→ **To be done**: Examine the material below. Gather every line in which the string "грані" appears.
Start of Records for the exercise
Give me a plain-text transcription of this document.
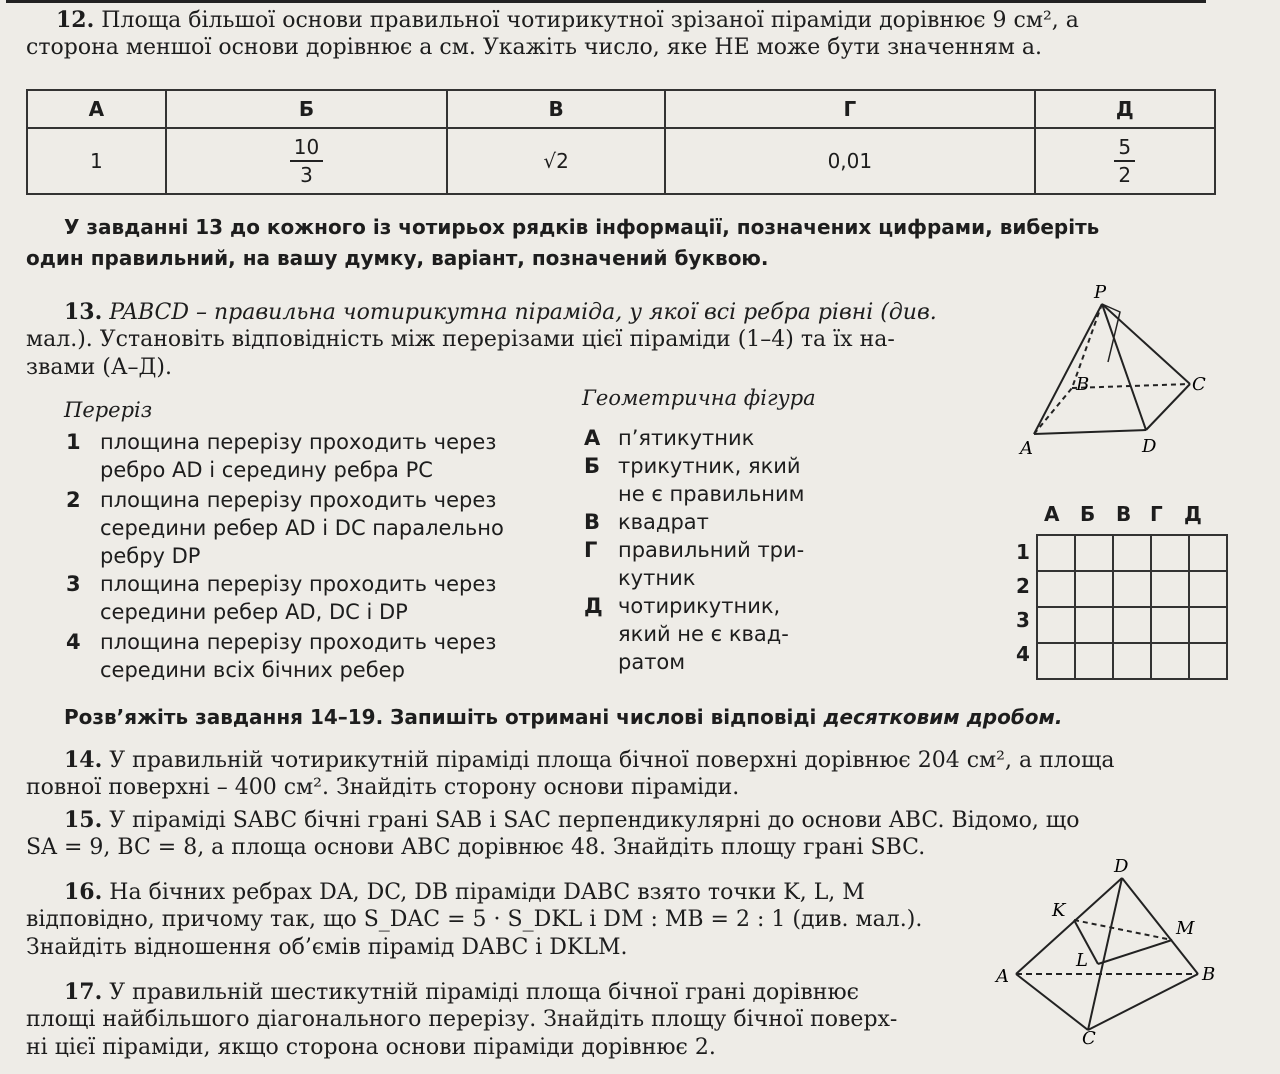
12. Площа більшої основи правильної чотирикутної зрізаної піраміди дорівнює 9 см², а
сторона меншої основи дорівнює a см. Укажіть число, яке НЕ може бути значенням a.
А	Б	В	Г	Д
1	$\frac{10}{3}$	√2	0,01	$\frac{5}{2}$
У завданні 13 до кожного із чотирьох рядків інформації, позначених цифрами, виберіть
один правильний, на вашу думку, варіант, позначений буквою.
13. PABCD – правильна чотирикутна піраміда, у якої всі ребра рівні (див.
мал.). Установіть відповідність між перерізами цієї піраміди (1–4) та їх на-
звами (А–Д).
Переріз	Геометрична фігура
1 площина перерізу проходить через
ребро AD і середину ребра PC
2 площина перерізу проходить через
середини ребер AD і DC паралельно
ребру DP
3 площина перерізу проходить через
середини ребер AD, DC і DP
4 площина перерізу проходить через
середини всіх бічних ребер
А п’ятикутник
Б трикутник, який
не є правильним
В квадрат
Г правильний три-
кутник
Д чотирикутник,
який не є квад-
ратом
P
B	C
A	D
А Б В Г Д
1
2
3
4

Розв’яжіть завдання 14–19. Запишіть отримані числові відповіді десятковим дробом.
14. У правильній чотирикутній піраміді площа бічної поверхні дорівнює 204 см², а площа
повної поверхні – 400 см². Знайдіть сторону основи піраміди.
15. У піраміді SABC бічні грані SAB і SAC перпендикулярні до основи ABC. Відомо, що
SA = 9, BC = 8, а площа основи ABC дорівнює 48. Знайдіть площу грані SBC.
16. На бічних ребрах DA, DC, DB піраміди DABC взято точки K, L, M
відповідно, причому так, що S_DAC = 5 · S_DKL і DM : MB = 2 : 1 (див. мал.).
Знайдіть відношення об’ємів пірамід DABC і DKLM.
D
K
M
A
L
B
C
17. У правильній шестикутній піраміді площа бічної грані дорівнює
площі найбільшого діагонального перерізу. Знайдіть площу бічної поверх-
ні цієї піраміди, якщо сторона основи піраміди дорівнює 2.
End of Records for the exercise
→ **Response**:
15. У піраміді SABC бічні грані SAB і SAC перпендикулярні до основи ABC. Відомо, що
SA = 9, BC = 8, а площа основи ABC дорівнює 48. Знайдіть площу грані SBC.
17. У правильній шестикутній піраміді площа бічної грані дорівнює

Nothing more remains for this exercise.